[Provided material]
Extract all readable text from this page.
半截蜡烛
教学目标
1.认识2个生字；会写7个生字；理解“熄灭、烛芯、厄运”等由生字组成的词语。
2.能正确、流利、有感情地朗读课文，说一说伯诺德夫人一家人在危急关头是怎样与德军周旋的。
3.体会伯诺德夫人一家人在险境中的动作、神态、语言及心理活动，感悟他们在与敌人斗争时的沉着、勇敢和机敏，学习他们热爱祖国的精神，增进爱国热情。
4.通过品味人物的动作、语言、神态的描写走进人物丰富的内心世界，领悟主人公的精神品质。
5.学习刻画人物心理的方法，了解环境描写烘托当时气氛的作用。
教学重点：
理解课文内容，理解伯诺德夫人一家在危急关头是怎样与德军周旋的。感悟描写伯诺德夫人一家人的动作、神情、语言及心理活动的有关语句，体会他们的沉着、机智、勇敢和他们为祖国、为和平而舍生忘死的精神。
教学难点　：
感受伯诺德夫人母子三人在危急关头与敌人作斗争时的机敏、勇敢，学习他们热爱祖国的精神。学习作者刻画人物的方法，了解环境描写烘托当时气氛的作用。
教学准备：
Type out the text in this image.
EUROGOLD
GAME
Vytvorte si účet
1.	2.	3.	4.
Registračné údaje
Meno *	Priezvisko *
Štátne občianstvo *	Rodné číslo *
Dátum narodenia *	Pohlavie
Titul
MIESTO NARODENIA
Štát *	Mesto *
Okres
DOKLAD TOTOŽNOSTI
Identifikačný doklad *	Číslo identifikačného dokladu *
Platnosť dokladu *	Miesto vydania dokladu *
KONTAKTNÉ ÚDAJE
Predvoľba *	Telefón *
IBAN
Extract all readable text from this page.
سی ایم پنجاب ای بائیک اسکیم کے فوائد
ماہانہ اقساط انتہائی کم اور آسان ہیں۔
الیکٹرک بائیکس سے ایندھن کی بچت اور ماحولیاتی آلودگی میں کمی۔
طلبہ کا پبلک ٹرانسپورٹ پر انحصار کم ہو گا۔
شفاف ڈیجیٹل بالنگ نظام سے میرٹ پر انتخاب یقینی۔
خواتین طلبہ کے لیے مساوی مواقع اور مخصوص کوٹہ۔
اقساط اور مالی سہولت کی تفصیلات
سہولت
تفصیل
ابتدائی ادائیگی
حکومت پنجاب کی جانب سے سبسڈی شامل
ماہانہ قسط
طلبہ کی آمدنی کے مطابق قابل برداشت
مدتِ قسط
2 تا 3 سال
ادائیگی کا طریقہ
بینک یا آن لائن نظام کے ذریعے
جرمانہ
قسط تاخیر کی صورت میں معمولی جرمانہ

[Work to complete] Repeat the entries above exactly, leaving nothing out.

[Output of the task]
Extract all readable text from this page.
半截蜡烛
教学目标
1.认识2个生字；会写7个生字；理解“熄灭、烛芯、厄运”等由生字组成的词语。
2.能正确、流利、有感情地朗读课文，说一说伯诺德夫人一家人在危急关头是怎样与德军周旋的。
3.体会伯诺德夫人一家人在险境中的动作、神态、语言及心理活动，感悟他们在与敌人斗争时的沉着、勇敢和机敏，学习他们热爱祖国的精神，增进爱国热情。
4.通过品味人物的动作、语言、神态的描写走进人物丰富的内心世界，领悟主人公的精神品质。
5.学习刻画人物心理的方法，了解环境描写烘托当时气氛的作用。
教学重点：
理解课文内容，理解伯诺德夫人一家在危急关头是怎样与德军周旋的。感悟描写伯诺德夫人一家人的动作、神情、语言及心理活动的有关语句，体会他们的沉着、机智、勇敢和他们为祖国、为和平而舍生忘死的精神。
教学难点　：
感受伯诺德夫人母子三人在危急关头与敌人作斗争时的机敏、勇敢，学习他们热爱祖国的精神。学习作者刻画人物的方法，了解环境描写烘托当时气氛的作用。
教学准备：
Type out the text in this image.
EUROGOLD
GAME
Vytvorte si účet
1.	2.	3.	4.
Registračné údaje
Meno *	Priezvisko *
Štátne občianstvo *	Rodné číslo *
Dátum narodenia *	Pohlavie
Titul
MIESTO NARODENIA
Štát *	Mesto *
Okres
DOKLAD TOTOŽNOSTI
Identifikačný doklad *	Číslo identifikačného dokladu *
Platnosť dokladu *	Miesto vydania dokladu *
KONTAKTNÉ ÚDAJE
Predvoľba *	Telefón *
IBAN
Extract all readable text from this page.
سی ایم پنجاب ای بائیک اسکیم کے فوائد
ماہانہ اقساط انتہائی کم اور آسان ہیں۔
الیکٹرک بائیکس سے ایندھن کی بچت اور ماحولیاتی آلودگی میں کمی۔
طلبہ کا پبلک ٹرانسپورٹ پر انحصار کم ہو گا۔
شفاف ڈیجیٹل بالنگ نظام سے میرٹ پر انتخاب یقینی۔
خواتین طلبہ کے لیے مساوی مواقع اور مخصوص کوٹہ۔
اقساط اور مالی سہولت کی تفصیلات
سہولت
تفصیل
ابتدائی ادائیگی
حکومت پنجاب کی جانب سے سبسڈی شامل
ماہانہ قسط
طلبہ کی آمدنی کے مطابق قابل برداشت
مدتِ قسط
2 تا 3 سال
ادائیگی کا طریقہ
بینک یا آن لائن نظام کے ذریعے
جرمانہ
قسط تاخیر کی صورت میں معمولی جرمانہ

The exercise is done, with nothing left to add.